• TASK PROMPT:
Here are some records; copy every line that holds the word "lauantain".
================
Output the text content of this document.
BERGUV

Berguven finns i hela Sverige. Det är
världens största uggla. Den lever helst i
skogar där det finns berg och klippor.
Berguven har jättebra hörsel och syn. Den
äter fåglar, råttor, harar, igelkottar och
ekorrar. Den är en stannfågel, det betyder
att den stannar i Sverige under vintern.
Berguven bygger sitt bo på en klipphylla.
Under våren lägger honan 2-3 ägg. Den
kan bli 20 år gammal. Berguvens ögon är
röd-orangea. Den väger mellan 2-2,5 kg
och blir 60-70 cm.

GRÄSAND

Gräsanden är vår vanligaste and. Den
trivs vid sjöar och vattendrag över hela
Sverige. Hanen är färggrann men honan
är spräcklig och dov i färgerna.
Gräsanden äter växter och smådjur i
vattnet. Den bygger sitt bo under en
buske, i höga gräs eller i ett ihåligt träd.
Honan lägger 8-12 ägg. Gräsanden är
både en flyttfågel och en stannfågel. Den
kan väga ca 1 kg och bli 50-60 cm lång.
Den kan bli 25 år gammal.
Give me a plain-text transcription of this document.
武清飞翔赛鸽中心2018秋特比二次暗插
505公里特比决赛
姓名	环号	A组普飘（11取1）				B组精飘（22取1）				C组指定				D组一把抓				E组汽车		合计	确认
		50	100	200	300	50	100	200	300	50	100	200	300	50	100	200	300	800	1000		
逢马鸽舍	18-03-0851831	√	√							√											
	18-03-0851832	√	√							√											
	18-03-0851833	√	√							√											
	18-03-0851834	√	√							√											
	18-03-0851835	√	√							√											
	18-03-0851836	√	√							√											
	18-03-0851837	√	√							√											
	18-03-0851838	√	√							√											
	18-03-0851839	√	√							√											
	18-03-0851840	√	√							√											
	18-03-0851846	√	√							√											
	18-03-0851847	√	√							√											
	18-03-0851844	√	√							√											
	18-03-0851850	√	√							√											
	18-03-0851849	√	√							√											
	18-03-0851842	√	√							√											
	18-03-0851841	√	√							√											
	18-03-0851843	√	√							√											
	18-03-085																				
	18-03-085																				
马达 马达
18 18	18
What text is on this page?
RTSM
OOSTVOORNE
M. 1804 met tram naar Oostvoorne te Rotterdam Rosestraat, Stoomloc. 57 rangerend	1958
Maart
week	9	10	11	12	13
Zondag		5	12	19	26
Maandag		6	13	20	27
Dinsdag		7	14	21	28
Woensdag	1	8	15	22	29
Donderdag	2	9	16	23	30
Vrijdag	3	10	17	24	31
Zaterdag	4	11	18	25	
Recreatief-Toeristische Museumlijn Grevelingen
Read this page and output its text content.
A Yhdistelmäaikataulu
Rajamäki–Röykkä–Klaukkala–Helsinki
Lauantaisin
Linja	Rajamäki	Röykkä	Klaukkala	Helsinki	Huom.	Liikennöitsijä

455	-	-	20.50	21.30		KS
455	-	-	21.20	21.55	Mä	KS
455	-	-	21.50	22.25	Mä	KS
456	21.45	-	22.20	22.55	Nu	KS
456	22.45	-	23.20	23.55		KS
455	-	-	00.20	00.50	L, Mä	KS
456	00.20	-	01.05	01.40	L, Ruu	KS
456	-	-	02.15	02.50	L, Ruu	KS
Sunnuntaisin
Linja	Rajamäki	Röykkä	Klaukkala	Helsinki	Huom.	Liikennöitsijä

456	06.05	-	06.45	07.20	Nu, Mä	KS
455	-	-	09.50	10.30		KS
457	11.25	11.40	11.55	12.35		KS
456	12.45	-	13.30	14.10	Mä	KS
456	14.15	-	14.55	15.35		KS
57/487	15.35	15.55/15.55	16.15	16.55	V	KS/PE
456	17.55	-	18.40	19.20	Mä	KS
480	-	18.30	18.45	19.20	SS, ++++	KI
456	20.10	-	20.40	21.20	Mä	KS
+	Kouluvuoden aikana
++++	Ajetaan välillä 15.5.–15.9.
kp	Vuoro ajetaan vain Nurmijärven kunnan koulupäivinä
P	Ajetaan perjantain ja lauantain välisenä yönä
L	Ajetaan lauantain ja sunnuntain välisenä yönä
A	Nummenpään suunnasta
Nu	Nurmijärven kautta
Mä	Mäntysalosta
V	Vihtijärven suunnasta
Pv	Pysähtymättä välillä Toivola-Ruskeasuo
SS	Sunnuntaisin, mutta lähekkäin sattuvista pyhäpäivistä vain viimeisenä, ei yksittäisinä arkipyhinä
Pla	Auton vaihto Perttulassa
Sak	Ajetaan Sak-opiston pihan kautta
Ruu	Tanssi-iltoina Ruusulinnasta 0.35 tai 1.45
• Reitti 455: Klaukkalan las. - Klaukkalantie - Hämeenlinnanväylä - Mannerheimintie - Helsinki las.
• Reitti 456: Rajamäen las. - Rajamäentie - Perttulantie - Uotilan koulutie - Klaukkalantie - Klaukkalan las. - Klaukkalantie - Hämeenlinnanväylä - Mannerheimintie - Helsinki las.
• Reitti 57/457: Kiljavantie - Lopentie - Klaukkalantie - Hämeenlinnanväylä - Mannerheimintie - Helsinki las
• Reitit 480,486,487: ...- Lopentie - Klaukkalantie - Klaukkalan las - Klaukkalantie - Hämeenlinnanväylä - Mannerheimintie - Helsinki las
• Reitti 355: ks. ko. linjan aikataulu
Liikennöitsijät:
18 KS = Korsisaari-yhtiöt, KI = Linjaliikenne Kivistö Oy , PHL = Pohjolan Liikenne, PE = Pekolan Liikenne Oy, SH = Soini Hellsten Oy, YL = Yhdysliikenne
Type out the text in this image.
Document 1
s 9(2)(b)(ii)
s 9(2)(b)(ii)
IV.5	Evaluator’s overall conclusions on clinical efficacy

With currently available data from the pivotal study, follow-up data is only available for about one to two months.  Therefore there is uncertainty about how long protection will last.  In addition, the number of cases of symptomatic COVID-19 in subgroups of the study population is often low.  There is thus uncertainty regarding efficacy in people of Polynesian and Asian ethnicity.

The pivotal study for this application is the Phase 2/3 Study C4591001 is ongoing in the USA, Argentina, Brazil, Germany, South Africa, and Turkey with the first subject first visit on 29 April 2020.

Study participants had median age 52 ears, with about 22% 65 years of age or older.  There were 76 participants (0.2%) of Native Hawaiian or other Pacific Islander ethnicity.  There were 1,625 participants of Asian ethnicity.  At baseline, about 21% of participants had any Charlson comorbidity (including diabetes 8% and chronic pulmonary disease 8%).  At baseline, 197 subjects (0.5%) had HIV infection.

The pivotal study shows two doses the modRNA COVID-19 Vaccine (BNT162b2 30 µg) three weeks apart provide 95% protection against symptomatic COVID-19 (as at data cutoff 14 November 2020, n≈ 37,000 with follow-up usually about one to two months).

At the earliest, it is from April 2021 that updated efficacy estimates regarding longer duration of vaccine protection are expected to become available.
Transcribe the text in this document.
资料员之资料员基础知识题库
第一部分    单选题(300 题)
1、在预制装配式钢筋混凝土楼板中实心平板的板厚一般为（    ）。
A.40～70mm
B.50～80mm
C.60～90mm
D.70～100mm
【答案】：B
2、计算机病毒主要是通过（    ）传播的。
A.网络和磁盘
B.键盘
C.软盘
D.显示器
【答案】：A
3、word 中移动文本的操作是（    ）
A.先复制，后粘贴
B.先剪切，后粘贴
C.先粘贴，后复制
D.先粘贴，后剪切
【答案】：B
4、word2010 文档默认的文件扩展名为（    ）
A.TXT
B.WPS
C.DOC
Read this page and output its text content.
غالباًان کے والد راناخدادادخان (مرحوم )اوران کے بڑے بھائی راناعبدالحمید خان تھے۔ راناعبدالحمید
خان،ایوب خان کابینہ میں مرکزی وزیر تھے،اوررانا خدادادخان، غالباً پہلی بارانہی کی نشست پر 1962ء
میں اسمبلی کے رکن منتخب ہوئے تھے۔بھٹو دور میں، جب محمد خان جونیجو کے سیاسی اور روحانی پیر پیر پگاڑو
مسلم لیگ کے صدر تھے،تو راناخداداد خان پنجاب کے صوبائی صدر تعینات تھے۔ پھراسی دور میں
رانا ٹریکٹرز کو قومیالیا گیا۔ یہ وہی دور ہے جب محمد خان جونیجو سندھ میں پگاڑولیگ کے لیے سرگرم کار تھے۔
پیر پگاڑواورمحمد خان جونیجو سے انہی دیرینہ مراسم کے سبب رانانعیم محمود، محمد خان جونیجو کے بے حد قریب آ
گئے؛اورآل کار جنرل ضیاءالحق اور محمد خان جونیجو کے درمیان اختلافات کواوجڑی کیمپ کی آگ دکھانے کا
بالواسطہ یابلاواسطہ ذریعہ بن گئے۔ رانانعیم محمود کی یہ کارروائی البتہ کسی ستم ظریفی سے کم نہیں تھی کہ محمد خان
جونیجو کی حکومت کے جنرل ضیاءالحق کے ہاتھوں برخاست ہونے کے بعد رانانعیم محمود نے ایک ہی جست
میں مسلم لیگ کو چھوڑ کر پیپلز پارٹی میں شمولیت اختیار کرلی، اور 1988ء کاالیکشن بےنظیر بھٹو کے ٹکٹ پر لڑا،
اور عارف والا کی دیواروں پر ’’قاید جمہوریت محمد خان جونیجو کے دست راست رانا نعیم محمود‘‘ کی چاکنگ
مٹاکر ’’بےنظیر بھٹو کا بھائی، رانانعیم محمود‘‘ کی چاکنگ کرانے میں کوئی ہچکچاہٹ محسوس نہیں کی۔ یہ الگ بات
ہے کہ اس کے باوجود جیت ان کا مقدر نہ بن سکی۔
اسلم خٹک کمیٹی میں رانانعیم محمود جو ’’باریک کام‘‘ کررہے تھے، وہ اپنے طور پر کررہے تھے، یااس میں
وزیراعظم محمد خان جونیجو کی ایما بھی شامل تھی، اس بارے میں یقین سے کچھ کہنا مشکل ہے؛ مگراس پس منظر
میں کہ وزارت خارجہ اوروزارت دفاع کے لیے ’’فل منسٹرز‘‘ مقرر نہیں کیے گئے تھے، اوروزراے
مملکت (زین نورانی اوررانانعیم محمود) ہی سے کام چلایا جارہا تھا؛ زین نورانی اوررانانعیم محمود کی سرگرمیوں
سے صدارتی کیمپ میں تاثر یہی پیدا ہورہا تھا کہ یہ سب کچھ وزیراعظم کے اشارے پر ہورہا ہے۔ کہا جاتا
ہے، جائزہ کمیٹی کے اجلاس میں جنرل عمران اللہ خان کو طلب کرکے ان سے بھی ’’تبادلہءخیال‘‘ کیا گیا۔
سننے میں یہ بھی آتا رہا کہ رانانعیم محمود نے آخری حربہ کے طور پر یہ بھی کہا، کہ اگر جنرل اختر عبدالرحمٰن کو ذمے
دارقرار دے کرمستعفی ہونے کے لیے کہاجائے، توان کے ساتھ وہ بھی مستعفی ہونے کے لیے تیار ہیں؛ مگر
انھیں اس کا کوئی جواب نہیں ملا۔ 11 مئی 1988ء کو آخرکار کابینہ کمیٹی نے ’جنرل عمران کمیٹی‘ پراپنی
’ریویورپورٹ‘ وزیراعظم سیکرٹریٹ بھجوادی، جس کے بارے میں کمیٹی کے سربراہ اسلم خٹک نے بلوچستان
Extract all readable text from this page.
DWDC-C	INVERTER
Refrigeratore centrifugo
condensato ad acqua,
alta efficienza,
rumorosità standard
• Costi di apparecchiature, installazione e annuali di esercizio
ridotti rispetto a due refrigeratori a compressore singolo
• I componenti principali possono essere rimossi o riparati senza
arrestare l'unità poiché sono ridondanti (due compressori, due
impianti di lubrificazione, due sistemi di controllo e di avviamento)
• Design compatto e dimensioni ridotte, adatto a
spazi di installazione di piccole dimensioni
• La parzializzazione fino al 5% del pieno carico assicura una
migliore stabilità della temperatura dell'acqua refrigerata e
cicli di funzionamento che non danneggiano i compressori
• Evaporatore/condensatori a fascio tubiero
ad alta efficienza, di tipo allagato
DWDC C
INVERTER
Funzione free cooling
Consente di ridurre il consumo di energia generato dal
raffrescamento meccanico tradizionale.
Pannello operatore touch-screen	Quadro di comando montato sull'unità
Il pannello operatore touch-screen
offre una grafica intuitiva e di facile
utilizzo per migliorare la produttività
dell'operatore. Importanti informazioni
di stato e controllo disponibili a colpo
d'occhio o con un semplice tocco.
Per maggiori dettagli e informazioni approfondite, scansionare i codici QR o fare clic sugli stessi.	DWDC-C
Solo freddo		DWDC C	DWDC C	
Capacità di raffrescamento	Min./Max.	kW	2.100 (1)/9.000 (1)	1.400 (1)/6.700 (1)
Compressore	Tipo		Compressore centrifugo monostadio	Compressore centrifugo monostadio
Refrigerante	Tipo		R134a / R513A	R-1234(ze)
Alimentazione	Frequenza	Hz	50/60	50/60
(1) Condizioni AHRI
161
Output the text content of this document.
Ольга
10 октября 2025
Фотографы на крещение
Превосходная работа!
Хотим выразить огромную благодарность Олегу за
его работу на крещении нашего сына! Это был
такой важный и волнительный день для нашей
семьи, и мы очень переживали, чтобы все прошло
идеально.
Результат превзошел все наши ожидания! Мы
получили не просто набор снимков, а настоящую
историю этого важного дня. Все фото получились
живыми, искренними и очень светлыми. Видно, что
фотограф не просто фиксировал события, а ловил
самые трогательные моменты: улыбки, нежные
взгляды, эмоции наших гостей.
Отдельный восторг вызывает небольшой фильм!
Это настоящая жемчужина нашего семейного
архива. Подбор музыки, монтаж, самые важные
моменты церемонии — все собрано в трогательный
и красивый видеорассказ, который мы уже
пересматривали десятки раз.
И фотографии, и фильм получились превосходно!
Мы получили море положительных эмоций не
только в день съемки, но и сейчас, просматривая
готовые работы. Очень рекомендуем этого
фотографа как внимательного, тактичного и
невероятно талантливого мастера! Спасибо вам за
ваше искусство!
================
• EXERCISE ANSWER:
P	Ajetaan perjantain ja lauantain välisenä yönä
L	Ajetaan lauantain ja sunnuntain välisenä yönä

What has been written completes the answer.